(Data records)
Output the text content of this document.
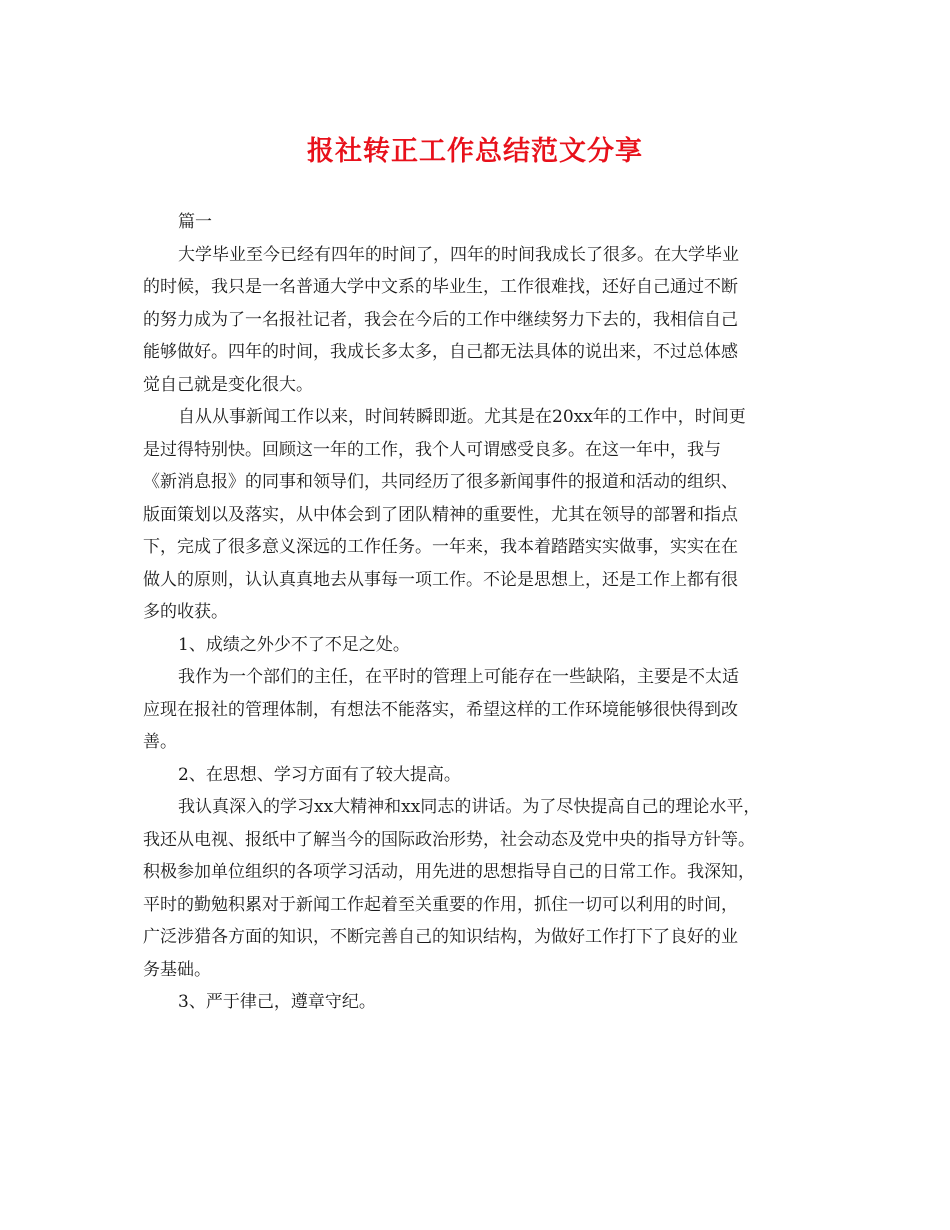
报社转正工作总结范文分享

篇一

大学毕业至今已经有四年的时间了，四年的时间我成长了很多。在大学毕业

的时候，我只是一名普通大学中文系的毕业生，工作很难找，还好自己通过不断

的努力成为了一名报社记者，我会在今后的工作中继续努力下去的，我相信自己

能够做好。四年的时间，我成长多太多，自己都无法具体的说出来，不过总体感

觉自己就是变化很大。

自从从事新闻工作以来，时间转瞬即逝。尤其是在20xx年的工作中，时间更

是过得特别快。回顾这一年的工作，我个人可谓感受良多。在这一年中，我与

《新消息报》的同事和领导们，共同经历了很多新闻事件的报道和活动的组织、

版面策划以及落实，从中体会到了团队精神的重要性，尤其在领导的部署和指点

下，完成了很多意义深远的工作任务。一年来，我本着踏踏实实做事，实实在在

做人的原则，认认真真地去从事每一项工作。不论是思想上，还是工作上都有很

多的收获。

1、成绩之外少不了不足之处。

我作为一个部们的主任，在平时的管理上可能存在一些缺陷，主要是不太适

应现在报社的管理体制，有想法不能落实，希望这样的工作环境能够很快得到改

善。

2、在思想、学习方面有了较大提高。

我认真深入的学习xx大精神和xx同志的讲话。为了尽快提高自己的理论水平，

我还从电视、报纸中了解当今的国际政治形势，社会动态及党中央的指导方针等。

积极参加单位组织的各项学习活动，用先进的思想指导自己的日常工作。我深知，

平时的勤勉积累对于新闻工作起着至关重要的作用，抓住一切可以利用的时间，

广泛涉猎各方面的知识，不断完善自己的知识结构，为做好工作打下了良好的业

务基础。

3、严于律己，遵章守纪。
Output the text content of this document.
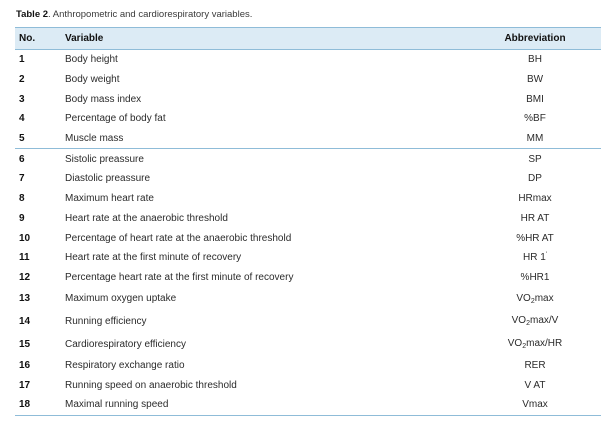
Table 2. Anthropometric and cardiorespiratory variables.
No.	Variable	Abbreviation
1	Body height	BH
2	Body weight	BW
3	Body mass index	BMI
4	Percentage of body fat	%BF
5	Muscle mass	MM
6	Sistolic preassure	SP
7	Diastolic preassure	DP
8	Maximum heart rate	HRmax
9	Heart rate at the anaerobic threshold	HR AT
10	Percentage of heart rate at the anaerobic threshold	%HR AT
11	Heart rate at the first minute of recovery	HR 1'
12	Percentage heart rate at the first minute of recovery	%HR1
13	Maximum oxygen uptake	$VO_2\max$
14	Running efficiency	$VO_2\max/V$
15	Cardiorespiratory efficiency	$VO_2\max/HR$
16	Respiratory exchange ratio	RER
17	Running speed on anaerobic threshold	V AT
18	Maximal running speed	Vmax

## Requirement
Lines that hold "recovery" are the ones to copy; find all of them.

## Output below
11	Heart rate at the first minute of recovery	HR 1'
12	Percentage heart rate at the first minute of recovery	%HR1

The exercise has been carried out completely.